**YOUR GOAL:** Using the records provided below, locate and copy each line that contains the word "步开始出现错误".

____________

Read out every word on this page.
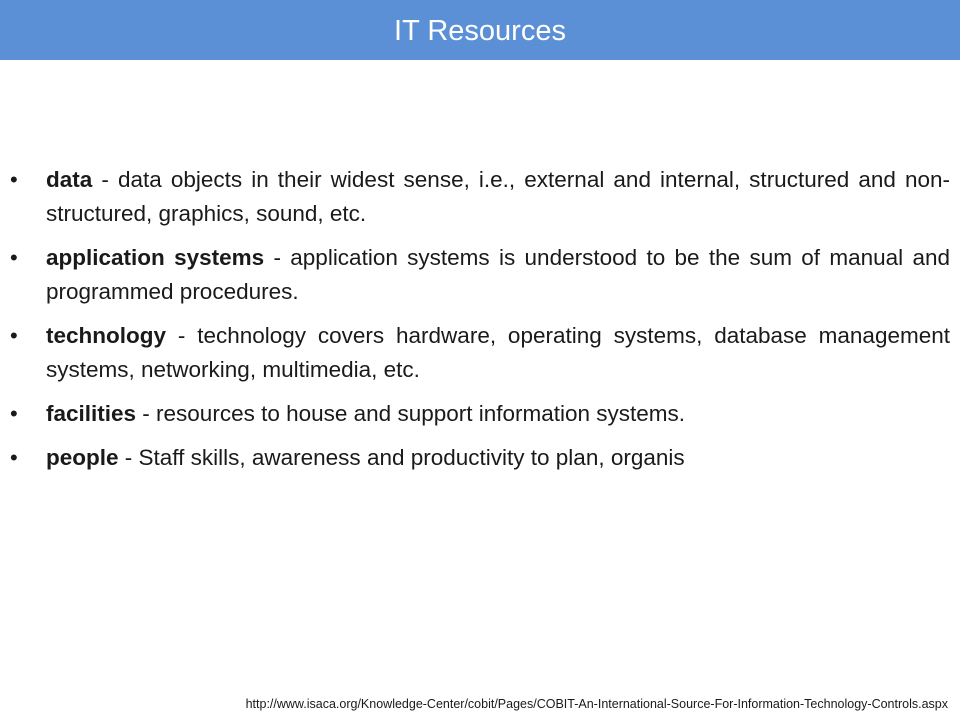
IT Resources
• data - data objects in their widest sense, i.e., external and internal, structured and non-structured, graphics, sound, etc.
• application systems - application systems is understood to be the sum of manual and programmed procedures.
• technology - technology covers hardware, operating systems, database management systems, networking, multimedia, etc.
• facilities - resources to house and support information systems.
• people - Staff skills, awareness and productivity to plan, organis
http://www.isaca.org/Knowledge-Center/cobit/Pages/COBIT-An-International-Source-For-Information-Technology-Controls.aspx
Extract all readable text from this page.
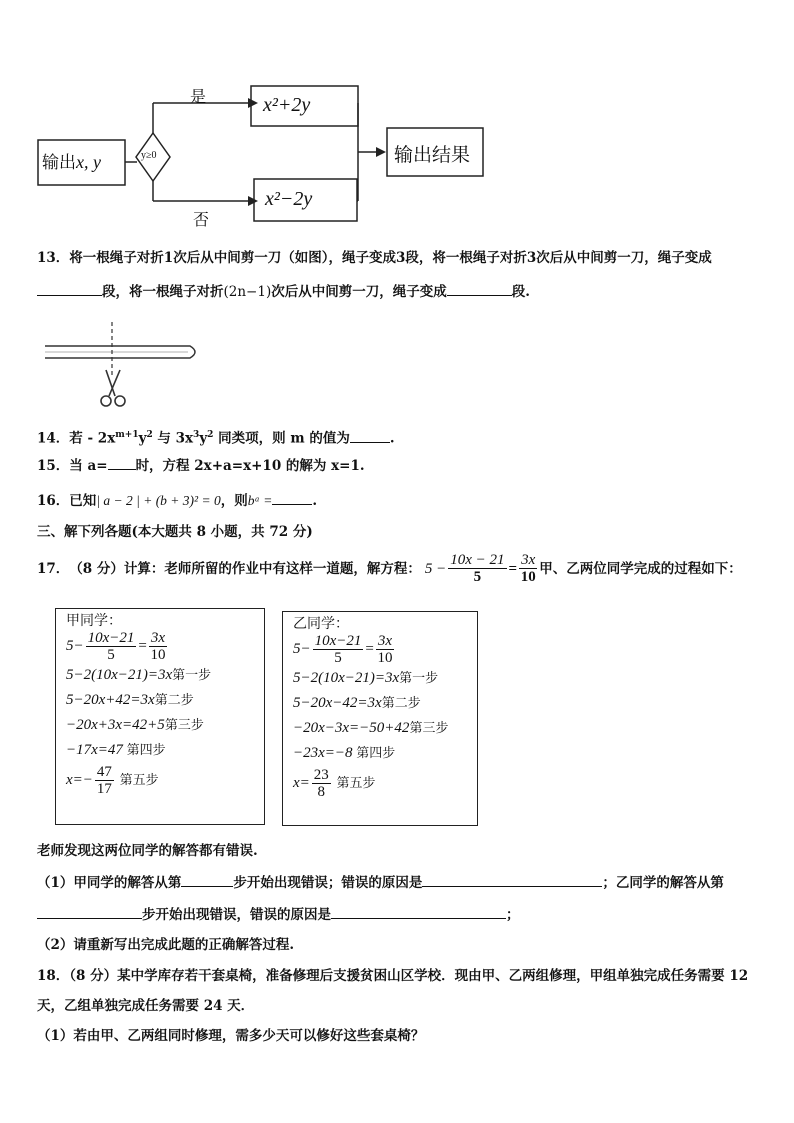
输出x, y	y≥0
是
否
x²+2y
x²−2y
输出结果
13．将一根绳子对折1次后从中间剪一刀（如图），绳子变成3段，将一根绳子对折3次后从中间剪一刀，绳子变成
段，将一根绳子对折(2n−1)次后从中间剪一刀，绳子变成	段.
14．若 - $2x^{m+1}y^2$ 与 $3x^3y^2$ 同类项，则 m 的值为	.
15．当 a= 时，方程 2x+a=x+10 的解为 x=1.
16．已知| a − 2 | + (b + 3)² = 0，则bᵃ =	.
三、解下列各题(本大题共 8 小题，共 72 分)
17． （8 分） 计算：老师所留的作业中有这样一道题，解方程： $5 - \frac{10x - 21}{5} = \frac{3x}{10}$ 甲、乙两位同学完成的过程如下：
甲同学：
$5- \frac{10x-21}{5} = \frac{3x}{10}$
5−2(10x−21)=3x第一步
5−20x+42=3x第二步
−20x+3x=42+5第三步
−17x=47 第四步
$x=- \frac{47}{17}$ 第五步
乙同学：
$5- \frac{10x-21}{5} = \frac{3x}{10}$
5−2(10x−21)=3x第一步
5−20x−42=3x第二步
−20x−3x=−50+42第三步
−23x=−8 第四步
$x= \frac{23}{8}$ 第五步
老师发现这两位同学的解答都有错误.
（1）甲同学的解答从第	步开始出现错误；错误的原因是	；乙同学的解答从第
步开始出现错误，错误的原因是	；
（2）请重新写出完成此题的正确解答过程.
18．（8 分）某中学库存若干套桌椅，准备修理后支援贫困山区学校．现由甲、乙两组修理，甲组单独完成任务需要 12
天，乙组单独完成任务需要 24 天．
（1）若由甲、乙两组同时修理，需多少天可以修好这些套桌椅？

____________

**TASK RESPONSE:**
（1）甲同学的解答从第	步开始出现错误；错误的原因是	；乙同学的解答从第
步开始出现错误，错误的原因是	；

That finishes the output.